_EXTRACTED ENTRIES:_
——
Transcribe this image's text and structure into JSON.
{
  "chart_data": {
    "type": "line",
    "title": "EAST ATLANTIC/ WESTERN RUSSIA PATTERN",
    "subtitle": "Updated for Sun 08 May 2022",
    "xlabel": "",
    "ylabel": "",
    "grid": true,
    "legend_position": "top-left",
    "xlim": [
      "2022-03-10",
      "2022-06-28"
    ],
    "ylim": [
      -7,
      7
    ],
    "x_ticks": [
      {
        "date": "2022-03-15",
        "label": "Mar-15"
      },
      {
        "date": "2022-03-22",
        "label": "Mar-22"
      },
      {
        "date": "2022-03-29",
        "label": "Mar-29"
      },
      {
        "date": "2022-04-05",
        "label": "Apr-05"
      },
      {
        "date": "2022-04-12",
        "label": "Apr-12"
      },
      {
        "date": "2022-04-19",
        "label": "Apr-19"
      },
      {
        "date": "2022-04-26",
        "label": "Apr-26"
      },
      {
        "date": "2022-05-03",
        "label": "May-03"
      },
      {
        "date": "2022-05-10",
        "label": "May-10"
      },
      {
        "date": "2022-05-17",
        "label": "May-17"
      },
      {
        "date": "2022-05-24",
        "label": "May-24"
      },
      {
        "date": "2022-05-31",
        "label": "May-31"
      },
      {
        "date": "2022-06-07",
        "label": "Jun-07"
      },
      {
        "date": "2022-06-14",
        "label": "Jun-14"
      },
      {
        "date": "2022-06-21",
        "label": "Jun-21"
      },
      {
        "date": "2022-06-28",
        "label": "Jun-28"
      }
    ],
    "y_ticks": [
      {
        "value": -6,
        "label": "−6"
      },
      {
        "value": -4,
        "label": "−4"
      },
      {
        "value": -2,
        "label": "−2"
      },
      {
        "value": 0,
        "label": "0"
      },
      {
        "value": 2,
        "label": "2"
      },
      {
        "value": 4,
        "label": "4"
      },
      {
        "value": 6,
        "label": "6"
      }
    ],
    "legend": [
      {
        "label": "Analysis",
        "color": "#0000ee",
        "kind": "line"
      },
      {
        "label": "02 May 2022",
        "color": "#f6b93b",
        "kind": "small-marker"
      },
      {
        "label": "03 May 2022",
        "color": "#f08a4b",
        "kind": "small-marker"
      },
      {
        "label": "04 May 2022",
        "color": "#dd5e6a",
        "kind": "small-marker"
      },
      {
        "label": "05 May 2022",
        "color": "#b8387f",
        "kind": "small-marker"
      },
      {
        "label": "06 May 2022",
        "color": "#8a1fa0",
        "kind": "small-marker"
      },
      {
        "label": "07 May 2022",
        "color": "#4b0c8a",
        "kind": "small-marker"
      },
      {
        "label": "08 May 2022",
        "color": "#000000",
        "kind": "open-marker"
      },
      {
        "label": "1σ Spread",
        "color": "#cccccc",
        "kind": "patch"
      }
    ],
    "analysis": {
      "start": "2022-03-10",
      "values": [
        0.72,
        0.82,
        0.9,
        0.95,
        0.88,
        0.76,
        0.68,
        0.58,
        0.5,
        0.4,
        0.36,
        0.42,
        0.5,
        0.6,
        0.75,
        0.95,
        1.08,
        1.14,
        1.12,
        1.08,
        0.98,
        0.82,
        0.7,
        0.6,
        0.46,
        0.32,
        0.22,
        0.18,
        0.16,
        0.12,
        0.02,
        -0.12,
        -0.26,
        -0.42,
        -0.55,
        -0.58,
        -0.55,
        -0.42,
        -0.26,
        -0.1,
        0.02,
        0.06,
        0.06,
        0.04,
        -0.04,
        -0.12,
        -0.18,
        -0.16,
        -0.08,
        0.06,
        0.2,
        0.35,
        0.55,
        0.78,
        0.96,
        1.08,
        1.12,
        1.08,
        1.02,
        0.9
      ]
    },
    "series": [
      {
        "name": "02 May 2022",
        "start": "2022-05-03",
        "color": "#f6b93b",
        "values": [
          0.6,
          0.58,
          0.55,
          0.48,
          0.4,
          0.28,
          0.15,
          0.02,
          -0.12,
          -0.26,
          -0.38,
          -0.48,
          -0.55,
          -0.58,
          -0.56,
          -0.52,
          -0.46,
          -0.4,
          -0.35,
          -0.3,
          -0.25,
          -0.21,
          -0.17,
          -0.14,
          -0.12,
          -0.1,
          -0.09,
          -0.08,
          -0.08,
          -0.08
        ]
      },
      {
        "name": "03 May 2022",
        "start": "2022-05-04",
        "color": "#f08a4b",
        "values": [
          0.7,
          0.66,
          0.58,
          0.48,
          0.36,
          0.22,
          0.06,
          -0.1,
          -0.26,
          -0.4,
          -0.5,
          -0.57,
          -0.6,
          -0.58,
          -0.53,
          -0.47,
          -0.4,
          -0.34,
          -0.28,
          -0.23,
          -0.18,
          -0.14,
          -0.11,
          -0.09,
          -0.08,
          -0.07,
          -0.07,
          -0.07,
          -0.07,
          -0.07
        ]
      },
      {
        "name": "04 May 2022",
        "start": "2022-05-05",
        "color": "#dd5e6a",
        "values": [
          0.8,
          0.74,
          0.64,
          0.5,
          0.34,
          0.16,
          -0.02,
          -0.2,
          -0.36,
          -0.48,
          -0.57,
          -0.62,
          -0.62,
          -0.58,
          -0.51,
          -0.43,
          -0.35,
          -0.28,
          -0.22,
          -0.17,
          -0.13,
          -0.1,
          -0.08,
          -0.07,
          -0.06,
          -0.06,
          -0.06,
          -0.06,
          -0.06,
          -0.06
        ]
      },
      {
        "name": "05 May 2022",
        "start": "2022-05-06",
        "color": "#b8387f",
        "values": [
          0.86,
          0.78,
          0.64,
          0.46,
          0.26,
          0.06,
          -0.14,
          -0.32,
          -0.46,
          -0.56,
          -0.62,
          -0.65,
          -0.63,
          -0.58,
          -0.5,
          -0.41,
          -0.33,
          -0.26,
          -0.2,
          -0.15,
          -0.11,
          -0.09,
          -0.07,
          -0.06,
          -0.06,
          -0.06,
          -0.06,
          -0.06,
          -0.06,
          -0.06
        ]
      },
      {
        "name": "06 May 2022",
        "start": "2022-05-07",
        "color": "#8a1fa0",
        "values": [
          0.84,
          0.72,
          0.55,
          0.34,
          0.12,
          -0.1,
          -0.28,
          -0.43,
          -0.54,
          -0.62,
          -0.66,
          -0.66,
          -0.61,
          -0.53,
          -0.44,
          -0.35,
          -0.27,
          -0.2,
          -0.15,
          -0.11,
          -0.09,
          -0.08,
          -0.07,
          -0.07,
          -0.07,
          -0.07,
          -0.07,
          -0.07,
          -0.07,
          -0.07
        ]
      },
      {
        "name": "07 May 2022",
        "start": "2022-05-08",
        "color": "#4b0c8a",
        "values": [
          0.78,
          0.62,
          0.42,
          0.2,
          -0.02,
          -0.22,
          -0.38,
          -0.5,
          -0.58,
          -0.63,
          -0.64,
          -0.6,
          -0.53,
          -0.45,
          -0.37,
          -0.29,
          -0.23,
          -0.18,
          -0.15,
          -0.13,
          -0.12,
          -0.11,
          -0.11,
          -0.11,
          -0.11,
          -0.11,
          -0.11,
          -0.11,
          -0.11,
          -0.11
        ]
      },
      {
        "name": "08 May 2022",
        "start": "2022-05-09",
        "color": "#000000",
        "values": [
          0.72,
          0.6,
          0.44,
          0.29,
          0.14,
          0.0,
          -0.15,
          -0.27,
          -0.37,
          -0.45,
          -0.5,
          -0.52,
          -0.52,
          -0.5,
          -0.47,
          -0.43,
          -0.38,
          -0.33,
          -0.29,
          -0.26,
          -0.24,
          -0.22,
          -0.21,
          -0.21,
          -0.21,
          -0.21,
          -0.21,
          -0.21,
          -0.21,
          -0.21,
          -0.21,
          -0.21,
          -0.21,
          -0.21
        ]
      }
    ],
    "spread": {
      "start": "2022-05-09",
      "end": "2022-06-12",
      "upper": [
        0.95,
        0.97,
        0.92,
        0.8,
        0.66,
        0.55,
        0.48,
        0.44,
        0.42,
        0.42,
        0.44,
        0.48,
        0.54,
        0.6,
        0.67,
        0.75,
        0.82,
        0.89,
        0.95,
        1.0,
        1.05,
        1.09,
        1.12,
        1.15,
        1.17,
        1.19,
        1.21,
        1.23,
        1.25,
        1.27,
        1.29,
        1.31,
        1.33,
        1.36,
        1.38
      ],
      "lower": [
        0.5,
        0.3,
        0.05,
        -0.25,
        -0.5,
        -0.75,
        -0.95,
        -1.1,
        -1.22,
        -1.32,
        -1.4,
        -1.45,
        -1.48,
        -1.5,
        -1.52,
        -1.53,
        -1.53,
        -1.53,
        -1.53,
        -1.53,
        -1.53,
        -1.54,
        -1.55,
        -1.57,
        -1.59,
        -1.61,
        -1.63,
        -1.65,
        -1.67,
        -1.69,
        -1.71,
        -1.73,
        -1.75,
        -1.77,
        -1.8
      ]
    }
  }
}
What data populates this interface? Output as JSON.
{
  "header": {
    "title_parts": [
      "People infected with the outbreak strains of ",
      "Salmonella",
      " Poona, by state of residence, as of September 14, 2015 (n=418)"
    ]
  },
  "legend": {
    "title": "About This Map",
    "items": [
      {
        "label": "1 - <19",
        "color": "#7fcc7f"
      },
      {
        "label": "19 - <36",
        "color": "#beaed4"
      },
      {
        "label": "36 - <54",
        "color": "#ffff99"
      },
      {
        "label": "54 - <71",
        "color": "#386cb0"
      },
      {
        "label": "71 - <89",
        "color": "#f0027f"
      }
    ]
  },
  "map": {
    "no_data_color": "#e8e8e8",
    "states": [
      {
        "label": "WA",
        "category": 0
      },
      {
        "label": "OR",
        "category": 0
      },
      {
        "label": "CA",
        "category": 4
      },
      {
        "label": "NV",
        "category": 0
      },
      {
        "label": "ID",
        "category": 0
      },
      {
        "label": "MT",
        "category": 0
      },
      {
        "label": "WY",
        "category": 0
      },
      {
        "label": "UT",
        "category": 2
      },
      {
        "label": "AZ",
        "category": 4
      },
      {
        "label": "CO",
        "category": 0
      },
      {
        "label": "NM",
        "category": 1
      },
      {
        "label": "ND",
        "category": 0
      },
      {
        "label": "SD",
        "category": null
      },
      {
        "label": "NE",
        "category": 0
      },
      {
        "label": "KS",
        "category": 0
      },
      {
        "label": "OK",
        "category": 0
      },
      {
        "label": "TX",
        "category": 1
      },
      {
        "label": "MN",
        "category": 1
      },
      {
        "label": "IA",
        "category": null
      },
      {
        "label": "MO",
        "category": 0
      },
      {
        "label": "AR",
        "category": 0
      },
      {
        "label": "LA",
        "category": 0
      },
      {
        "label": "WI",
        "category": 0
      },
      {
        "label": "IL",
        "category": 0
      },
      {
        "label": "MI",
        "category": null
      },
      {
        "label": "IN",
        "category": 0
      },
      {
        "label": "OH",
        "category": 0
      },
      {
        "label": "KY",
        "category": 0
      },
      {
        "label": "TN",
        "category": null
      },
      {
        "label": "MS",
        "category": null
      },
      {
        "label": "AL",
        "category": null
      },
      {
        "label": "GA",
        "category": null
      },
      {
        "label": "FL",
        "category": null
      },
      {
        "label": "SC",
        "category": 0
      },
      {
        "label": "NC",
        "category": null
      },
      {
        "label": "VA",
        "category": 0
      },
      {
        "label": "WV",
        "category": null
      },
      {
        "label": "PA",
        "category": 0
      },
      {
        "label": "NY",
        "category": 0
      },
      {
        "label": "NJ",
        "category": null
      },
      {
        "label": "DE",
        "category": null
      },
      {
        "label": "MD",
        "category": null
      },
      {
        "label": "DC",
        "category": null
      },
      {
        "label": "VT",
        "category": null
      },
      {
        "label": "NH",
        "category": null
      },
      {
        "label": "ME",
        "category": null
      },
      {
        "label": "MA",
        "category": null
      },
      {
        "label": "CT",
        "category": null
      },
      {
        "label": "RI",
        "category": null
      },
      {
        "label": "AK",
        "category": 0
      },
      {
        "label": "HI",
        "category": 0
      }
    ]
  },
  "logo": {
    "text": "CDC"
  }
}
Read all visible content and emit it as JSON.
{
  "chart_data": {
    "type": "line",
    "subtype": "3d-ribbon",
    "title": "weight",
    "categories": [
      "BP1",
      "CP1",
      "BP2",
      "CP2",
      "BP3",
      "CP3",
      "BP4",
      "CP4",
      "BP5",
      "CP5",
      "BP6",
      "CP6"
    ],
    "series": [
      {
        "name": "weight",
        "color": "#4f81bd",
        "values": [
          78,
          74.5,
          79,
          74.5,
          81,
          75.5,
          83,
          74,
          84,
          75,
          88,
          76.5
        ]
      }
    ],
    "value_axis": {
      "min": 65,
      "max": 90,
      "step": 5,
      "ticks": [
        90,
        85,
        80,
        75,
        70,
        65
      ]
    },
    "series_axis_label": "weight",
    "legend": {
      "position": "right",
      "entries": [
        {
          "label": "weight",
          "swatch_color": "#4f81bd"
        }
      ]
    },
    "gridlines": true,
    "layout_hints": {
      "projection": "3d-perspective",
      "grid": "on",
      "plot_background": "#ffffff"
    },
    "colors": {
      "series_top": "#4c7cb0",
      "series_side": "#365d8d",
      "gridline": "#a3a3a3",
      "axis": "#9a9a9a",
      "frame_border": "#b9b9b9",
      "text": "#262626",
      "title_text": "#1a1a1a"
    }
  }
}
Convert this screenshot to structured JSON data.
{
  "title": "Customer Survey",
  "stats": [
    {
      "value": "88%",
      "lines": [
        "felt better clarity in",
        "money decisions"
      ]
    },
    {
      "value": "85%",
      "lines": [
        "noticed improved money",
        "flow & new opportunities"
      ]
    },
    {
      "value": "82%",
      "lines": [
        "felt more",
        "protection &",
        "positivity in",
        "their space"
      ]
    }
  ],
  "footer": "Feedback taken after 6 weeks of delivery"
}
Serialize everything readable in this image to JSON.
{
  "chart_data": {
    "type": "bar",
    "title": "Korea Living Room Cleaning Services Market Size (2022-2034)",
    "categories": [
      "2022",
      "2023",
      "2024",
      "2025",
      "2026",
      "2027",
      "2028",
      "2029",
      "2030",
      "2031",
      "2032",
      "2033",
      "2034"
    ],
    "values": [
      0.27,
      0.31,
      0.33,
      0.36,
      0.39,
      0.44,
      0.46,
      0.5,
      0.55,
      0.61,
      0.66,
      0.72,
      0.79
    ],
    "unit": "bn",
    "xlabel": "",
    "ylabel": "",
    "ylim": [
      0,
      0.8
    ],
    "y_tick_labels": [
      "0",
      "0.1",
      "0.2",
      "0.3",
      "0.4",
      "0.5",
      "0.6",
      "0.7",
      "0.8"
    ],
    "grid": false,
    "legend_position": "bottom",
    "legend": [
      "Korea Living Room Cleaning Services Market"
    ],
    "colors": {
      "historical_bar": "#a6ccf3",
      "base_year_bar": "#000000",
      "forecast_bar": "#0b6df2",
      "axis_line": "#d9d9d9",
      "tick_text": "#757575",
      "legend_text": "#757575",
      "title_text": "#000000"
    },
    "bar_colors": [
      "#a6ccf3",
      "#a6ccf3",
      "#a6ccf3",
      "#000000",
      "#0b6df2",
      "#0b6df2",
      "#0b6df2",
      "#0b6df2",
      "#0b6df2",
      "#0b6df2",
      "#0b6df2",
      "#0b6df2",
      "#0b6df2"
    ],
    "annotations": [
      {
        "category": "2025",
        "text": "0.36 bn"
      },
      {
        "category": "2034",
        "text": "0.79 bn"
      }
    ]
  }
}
——
_EXERCISE BRIEF:_
Find the lines above that include the string "Room" and copy them.

_RESPONSE BELOW:_
    "title": "Korea Living Room Cleaning Services Market Size (2022-2034)",
      "Korea Living Room Cleaning Services Market"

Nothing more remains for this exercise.